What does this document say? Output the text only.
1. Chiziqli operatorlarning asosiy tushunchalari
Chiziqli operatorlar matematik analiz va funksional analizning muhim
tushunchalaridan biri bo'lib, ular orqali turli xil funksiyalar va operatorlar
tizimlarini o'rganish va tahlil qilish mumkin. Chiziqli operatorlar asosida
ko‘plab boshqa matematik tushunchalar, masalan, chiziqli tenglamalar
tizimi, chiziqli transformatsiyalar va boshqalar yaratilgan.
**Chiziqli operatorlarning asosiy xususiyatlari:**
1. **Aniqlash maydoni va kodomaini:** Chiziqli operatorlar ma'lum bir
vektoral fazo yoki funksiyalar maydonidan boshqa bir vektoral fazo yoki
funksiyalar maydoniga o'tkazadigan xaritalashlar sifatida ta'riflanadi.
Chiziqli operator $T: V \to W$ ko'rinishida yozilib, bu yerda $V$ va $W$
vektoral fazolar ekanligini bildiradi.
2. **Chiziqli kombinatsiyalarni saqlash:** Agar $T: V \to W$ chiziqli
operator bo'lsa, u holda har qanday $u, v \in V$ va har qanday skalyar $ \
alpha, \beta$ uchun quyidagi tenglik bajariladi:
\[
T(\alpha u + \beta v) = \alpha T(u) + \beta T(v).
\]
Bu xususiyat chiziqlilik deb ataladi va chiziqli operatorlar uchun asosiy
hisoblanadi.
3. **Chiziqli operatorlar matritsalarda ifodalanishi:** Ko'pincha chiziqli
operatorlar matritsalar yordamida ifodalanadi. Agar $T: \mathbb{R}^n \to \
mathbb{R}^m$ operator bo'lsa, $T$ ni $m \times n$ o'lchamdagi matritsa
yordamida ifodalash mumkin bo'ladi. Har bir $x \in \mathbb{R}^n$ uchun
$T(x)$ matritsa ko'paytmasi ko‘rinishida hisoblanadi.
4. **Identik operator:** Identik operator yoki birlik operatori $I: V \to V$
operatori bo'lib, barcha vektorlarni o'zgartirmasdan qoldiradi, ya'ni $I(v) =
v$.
--
(Set task): Identify the lines above with the word "uchun". Copy them.

(Exercise result):
alpha, \beta$ uchun quyidagi tenglik bajariladi:
Bu xususiyat chiziqlilik deb ataladi va chiziqli operatorlar uchun asosiy
yordamida ifodalash mumkin bo'ladi. Har bir $x \in \mathbb{R}^n$ uchun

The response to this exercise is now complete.